--- Stored records ---
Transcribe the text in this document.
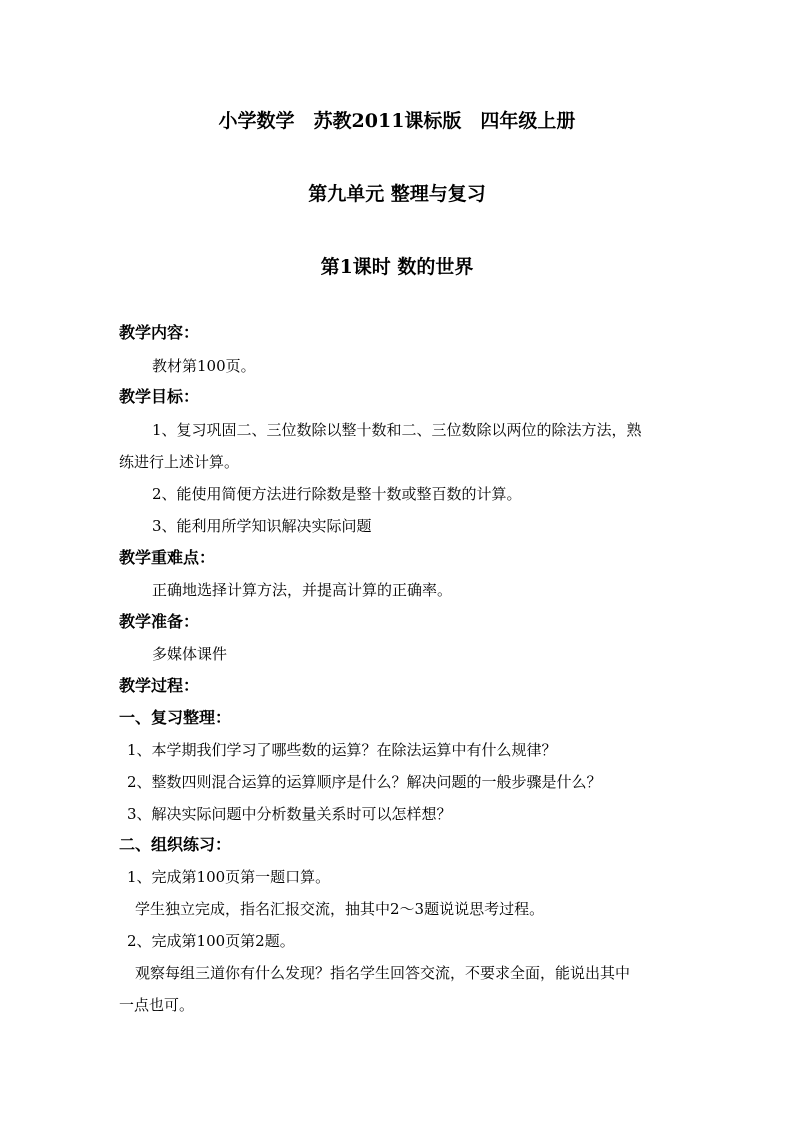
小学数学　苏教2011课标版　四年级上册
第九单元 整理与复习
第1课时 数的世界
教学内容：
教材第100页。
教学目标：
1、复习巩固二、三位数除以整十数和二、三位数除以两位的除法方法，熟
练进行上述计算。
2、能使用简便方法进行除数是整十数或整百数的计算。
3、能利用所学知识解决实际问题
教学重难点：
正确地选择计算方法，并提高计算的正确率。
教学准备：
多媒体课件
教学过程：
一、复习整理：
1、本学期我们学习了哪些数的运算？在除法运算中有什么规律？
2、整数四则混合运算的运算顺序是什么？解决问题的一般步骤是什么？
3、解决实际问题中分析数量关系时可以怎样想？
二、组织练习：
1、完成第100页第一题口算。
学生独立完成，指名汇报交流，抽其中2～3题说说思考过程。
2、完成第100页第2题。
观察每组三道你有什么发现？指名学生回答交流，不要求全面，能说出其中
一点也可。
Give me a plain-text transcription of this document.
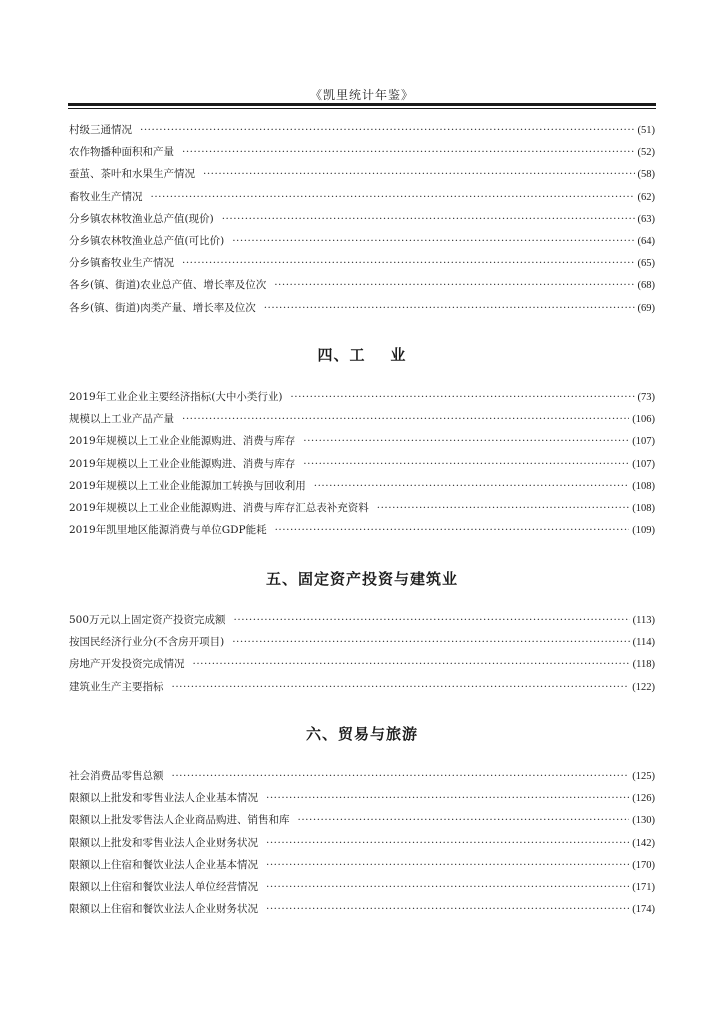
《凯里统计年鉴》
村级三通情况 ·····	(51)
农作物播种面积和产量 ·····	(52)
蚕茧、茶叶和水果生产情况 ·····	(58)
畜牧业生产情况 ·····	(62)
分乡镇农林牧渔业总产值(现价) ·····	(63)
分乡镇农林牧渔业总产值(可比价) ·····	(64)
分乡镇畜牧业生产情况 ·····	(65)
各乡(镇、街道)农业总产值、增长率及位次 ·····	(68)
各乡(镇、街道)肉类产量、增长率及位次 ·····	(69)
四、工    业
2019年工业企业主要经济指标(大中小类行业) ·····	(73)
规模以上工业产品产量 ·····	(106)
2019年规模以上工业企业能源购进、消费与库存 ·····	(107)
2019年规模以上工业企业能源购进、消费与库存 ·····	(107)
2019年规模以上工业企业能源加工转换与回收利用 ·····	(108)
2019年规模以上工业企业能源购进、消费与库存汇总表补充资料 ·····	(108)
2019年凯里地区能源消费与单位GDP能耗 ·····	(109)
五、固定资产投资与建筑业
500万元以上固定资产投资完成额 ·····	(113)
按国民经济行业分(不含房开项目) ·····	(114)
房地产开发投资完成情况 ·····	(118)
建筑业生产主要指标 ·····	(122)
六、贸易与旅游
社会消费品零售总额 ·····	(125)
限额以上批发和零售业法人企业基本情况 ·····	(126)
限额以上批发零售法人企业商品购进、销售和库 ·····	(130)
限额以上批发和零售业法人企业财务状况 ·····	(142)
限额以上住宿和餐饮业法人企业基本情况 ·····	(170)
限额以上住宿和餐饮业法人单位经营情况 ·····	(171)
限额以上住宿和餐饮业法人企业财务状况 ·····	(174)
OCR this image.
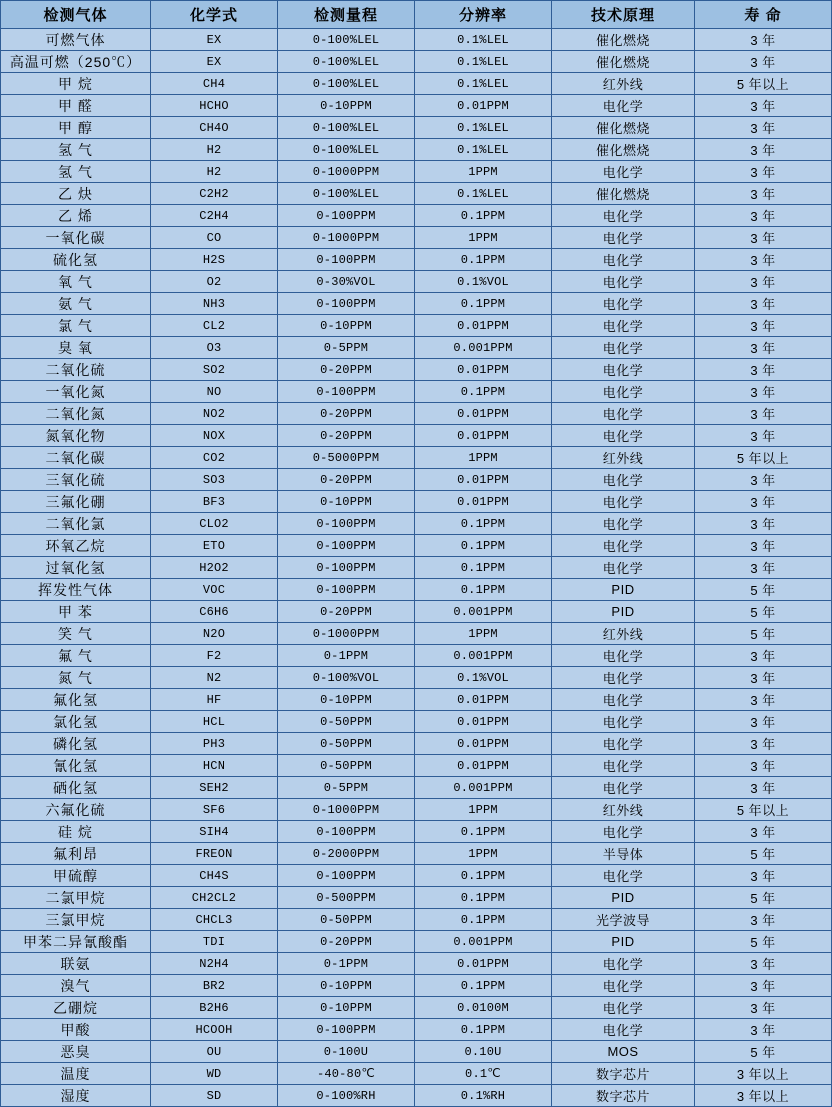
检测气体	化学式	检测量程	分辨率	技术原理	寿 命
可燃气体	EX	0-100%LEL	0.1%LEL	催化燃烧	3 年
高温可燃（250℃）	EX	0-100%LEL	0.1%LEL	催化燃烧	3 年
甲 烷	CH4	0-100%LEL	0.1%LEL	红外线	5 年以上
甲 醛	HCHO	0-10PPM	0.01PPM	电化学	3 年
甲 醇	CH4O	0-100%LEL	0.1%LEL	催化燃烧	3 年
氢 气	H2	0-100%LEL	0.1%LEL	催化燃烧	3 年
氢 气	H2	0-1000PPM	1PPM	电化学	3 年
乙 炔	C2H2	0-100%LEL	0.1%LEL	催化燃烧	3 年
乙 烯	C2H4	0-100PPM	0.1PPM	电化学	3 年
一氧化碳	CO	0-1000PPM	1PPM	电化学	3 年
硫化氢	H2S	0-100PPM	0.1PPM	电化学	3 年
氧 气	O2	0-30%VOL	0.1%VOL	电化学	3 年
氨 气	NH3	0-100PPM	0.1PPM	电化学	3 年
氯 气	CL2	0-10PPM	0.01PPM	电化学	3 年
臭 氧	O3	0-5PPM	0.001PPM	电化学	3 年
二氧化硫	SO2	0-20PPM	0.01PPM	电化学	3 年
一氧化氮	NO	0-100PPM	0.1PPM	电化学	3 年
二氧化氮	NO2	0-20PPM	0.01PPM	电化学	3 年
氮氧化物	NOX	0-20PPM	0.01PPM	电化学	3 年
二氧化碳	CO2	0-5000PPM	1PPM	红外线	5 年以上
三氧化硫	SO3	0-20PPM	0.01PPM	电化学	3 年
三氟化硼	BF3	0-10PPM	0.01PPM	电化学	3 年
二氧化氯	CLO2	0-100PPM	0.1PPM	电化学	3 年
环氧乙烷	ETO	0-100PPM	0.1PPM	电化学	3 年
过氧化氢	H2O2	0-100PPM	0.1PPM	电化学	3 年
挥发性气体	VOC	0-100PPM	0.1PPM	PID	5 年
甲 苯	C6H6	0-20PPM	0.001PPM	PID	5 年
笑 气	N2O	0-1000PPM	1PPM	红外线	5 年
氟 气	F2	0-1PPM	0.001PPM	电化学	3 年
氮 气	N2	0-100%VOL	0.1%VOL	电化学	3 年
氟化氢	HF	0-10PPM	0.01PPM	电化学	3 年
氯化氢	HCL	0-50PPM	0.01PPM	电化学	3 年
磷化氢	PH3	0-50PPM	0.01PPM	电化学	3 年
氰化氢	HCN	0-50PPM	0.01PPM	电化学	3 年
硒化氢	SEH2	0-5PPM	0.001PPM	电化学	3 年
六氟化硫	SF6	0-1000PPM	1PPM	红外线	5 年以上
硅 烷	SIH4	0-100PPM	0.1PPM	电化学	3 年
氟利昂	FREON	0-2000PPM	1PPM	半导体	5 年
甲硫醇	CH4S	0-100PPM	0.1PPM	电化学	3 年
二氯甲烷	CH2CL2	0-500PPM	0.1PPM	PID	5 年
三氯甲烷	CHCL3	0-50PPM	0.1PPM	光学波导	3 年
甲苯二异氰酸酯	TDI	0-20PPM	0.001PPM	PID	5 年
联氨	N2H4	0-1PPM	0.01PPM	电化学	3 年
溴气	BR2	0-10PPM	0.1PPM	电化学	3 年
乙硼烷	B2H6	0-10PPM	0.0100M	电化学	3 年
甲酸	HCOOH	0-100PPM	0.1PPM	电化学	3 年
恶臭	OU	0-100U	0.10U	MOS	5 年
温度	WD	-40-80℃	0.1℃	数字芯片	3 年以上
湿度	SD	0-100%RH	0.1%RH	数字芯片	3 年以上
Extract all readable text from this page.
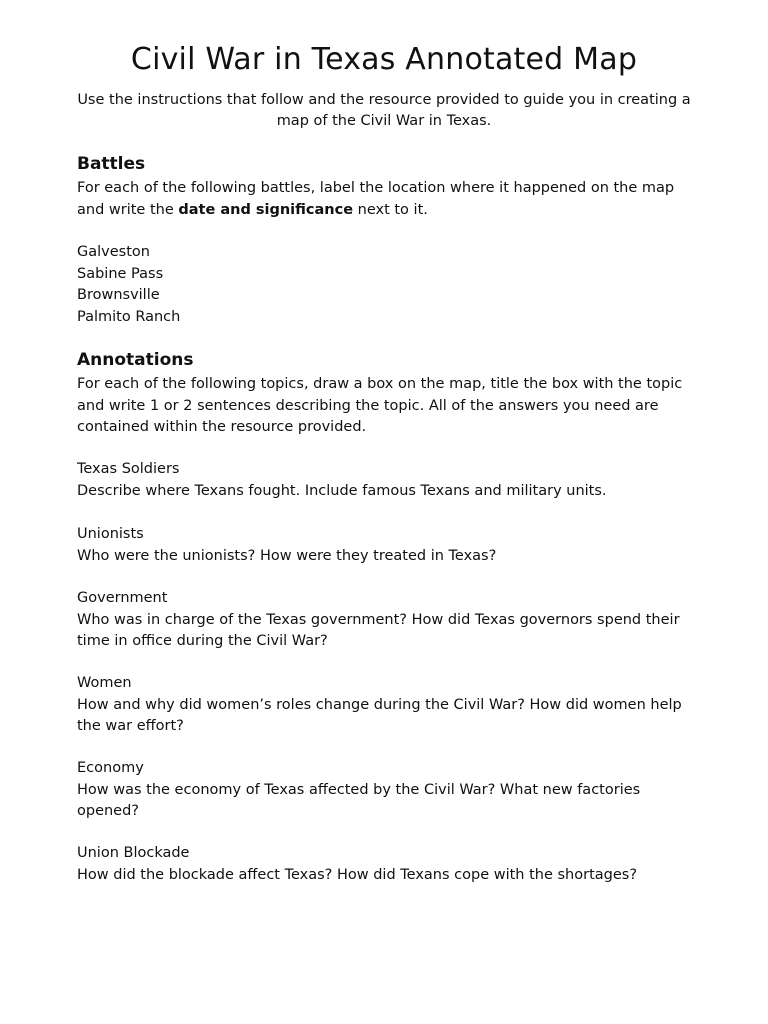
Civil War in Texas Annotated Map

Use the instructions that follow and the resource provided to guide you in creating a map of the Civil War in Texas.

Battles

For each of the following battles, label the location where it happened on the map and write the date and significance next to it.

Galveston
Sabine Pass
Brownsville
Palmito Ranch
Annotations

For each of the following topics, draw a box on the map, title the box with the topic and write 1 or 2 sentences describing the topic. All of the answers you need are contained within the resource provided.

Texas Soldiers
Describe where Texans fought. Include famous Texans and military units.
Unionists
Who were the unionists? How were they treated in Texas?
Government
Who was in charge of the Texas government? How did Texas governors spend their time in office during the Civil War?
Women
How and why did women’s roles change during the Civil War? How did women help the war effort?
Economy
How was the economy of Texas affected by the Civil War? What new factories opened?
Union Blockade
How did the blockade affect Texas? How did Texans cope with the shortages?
---
▶ _Short exercise_: Copy out each line of the entries that holds "增长率及位次".

▶ _Final answer_:
各乡(镇、街道)农业总产值、增长率及位次 ·····	(68)
各乡(镇、街道)肉类产量、增长率及位次 ·····	(69)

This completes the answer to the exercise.